**Work to be completed:** Extract the full listing below without altering a single character.
################
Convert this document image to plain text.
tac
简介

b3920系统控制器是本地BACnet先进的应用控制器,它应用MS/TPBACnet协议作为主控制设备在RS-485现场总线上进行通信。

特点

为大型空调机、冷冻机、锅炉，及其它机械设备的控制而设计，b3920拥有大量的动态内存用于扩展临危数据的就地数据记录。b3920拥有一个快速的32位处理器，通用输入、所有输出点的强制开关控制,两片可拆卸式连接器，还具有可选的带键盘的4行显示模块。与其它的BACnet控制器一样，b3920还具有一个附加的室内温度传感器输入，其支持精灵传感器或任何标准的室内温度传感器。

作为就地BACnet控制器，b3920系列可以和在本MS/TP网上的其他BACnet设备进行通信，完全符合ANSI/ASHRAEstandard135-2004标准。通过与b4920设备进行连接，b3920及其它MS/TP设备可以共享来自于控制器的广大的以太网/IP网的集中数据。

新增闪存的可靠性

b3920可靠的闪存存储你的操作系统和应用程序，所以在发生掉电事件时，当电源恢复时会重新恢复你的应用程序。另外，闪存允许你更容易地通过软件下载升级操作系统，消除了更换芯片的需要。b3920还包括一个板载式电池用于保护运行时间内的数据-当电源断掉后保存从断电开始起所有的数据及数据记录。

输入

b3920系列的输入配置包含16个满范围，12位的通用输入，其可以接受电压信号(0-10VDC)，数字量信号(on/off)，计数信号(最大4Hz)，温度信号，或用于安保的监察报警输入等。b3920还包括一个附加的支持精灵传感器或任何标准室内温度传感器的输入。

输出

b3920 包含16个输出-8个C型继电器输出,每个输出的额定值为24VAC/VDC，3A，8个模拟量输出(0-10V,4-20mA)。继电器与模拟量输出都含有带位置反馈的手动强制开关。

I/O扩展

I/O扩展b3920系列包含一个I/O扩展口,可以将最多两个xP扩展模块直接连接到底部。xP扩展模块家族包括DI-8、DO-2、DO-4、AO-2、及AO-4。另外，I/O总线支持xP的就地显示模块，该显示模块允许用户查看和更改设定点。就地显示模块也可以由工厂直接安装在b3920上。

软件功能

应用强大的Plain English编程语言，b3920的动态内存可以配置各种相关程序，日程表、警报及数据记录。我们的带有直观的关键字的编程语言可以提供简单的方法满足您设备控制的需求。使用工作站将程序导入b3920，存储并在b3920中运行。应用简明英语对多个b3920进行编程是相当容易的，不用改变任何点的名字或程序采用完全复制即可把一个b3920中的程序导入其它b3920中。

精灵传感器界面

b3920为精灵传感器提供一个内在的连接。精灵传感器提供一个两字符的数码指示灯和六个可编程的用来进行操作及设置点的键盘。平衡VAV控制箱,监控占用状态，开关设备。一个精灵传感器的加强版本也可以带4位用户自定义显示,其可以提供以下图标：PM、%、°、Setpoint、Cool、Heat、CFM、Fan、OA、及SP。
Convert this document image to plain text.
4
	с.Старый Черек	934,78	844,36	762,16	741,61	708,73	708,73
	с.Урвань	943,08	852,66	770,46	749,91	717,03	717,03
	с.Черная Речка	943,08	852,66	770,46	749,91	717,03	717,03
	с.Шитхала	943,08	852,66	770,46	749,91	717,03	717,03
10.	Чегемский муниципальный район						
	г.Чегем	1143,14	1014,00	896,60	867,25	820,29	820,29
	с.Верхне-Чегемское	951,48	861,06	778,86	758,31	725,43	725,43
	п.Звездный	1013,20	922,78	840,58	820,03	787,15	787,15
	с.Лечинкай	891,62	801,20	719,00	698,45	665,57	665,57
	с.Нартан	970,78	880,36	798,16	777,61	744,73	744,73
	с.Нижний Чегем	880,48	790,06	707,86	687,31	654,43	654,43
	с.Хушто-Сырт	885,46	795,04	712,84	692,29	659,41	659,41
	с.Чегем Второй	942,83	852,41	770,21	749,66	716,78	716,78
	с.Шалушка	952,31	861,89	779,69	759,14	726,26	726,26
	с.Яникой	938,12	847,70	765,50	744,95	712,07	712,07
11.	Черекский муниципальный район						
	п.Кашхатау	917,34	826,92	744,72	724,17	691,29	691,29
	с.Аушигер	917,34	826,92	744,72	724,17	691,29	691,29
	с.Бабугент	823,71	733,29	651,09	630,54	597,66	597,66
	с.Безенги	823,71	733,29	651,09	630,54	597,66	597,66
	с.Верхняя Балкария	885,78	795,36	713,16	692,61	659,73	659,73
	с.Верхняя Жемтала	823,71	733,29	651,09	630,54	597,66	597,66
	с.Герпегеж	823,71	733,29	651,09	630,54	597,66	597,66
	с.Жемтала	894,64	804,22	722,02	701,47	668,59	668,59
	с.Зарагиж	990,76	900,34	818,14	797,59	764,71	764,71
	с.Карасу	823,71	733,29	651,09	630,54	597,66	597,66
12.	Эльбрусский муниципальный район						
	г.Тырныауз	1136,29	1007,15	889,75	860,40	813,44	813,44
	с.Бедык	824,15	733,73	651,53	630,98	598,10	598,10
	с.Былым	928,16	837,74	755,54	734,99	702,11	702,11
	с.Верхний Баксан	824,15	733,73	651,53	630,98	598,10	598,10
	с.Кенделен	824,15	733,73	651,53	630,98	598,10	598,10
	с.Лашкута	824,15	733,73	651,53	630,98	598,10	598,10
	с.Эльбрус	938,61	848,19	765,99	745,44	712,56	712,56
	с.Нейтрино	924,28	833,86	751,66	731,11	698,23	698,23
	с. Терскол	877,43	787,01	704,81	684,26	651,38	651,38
################
**Task response:**
Convert this document image to plain text.
tac
简介

b3920系统控制器是本地BACnet先进的应用控制器,它应用MS/TPBACnet协议作为主控制设备在RS-485现场总线上进行通信。

特点

为大型空调机、冷冻机、锅炉，及其它机械设备的控制而设计，b3920拥有大量的动态内存用于扩展临危数据的就地数据记录。b3920拥有一个快速的32位处理器，通用输入、所有输出点的强制开关控制,两片可拆卸式连接器，还具有可选的带键盘的4行显示模块。与其它的BACnet控制器一样，b3920还具有一个附加的室内温度传感器输入，其支持精灵传感器或任何标准的室内温度传感器。

作为就地BACnet控制器，b3920系列可以和在本MS/TP网上的其他BACnet设备进行通信，完全符合ANSI/ASHRAEstandard135-2004标准。通过与b4920设备进行连接，b3920及其它MS/TP设备可以共享来自于控制器的广大的以太网/IP网的集中数据。

新增闪存的可靠性

b3920可靠的闪存存储你的操作系统和应用程序，所以在发生掉电事件时，当电源恢复时会重新恢复你的应用程序。另外，闪存允许你更容易地通过软件下载升级操作系统，消除了更换芯片的需要。b3920还包括一个板载式电池用于保护运行时间内的数据-当电源断掉后保存从断电开始起所有的数据及数据记录。

输入

b3920系列的输入配置包含16个满范围，12位的通用输入，其可以接受电压信号(0-10VDC)，数字量信号(on/off)，计数信号(最大4Hz)，温度信号，或用于安保的监察报警输入等。b3920还包括一个附加的支持精灵传感器或任何标准室内温度传感器的输入。

输出

b3920 包含16个输出-8个C型继电器输出,每个输出的额定值为24VAC/VDC，3A，8个模拟量输出(0-10V,4-20mA)。继电器与模拟量输出都含有带位置反馈的手动强制开关。

I/O扩展

I/O扩展b3920系列包含一个I/O扩展口,可以将最多两个xP扩展模块直接连接到底部。xP扩展模块家族包括DI-8、DO-2、DO-4、AO-2、及AO-4。另外，I/O总线支持xP的就地显示模块，该显示模块允许用户查看和更改设定点。就地显示模块也可以由工厂直接安装在b3920上。

软件功能

应用强大的Plain English编程语言，b3920的动态内存可以配置各种相关程序，日程表、警报及数据记录。我们的带有直观的关键字的编程语言可以提供简单的方法满足您设备控制的需求。使用工作站将程序导入b3920，存储并在b3920中运行。应用简明英语对多个b3920进行编程是相当容易的，不用改变任何点的名字或程序采用完全复制即可把一个b3920中的程序导入其它b3920中。

精灵传感器界面

b3920为精灵传感器提供一个内在的连接。精灵传感器提供一个两字符的数码指示灯和六个可编程的用来进行操作及设置点的键盘。平衡VAV控制箱,监控占用状态，开关设备。一个精灵传感器的加强版本也可以带4位用户自定义显示,其可以提供以下图标：PM、%、°、Setpoint、Cool、Heat、CFM、Fan、OA、及SP。
Convert this document image to plain text.
4
	с.Старый Черек	934,78	844,36	762,16	741,61	708,73	708,73
	с.Урвань	943,08	852,66	770,46	749,91	717,03	717,03
	с.Черная Речка	943,08	852,66	770,46	749,91	717,03	717,03
	с.Шитхала	943,08	852,66	770,46	749,91	717,03	717,03
10.	Чегемский муниципальный район						
	г.Чегем	1143,14	1014,00	896,60	867,25	820,29	820,29
	с.Верхне-Чегемское	951,48	861,06	778,86	758,31	725,43	725,43
	п.Звездный	1013,20	922,78	840,58	820,03	787,15	787,15
	с.Лечинкай	891,62	801,20	719,00	698,45	665,57	665,57
	с.Нартан	970,78	880,36	798,16	777,61	744,73	744,73
	с.Нижний Чегем	880,48	790,06	707,86	687,31	654,43	654,43
	с.Хушто-Сырт	885,46	795,04	712,84	692,29	659,41	659,41
	с.Чегем Второй	942,83	852,41	770,21	749,66	716,78	716,78
	с.Шалушка	952,31	861,89	779,69	759,14	726,26	726,26
	с.Яникой	938,12	847,70	765,50	744,95	712,07	712,07
11.	Черекский муниципальный район						
	п.Кашхатау	917,34	826,92	744,72	724,17	691,29	691,29
	с.Аушигер	917,34	826,92	744,72	724,17	691,29	691,29
	с.Бабугент	823,71	733,29	651,09	630,54	597,66	597,66
	с.Безенги	823,71	733,29	651,09	630,54	597,66	597,66
	с.Верхняя Балкария	885,78	795,36	713,16	692,61	659,73	659,73
	с.Верхняя Жемтала	823,71	733,29	651,09	630,54	597,66	597,66
	с.Герпегеж	823,71	733,29	651,09	630,54	597,66	597,66
	с.Жемтала	894,64	804,22	722,02	701,47	668,59	668,59
	с.Зарагиж	990,76	900,34	818,14	797,59	764,71	764,71
	с.Карасу	823,71	733,29	651,09	630,54	597,66	597,66
12.	Эльбрусский муниципальный район						
	г.Тырныауз	1136,29	1007,15	889,75	860,40	813,44	813,44
	с.Бедык	824,15	733,73	651,53	630,98	598,10	598,10
	с.Былым	928,16	837,74	755,54	734,99	702,11	702,11
	с.Верхний Баксан	824,15	733,73	651,53	630,98	598,10	598,10
	с.Кенделен	824,15	733,73	651,53	630,98	598,10	598,10
	с.Лашкута	824,15	733,73	651,53	630,98	598,10	598,10
	с.Эльбрус	938,61	848,19	765,99	745,44	712,56	712,56
	с.Нейтрино	924,28	833,86	751,66	731,11	698,23	698,23
	с. Терскол	877,43	787,01	704,81	684,26	651,38	651,38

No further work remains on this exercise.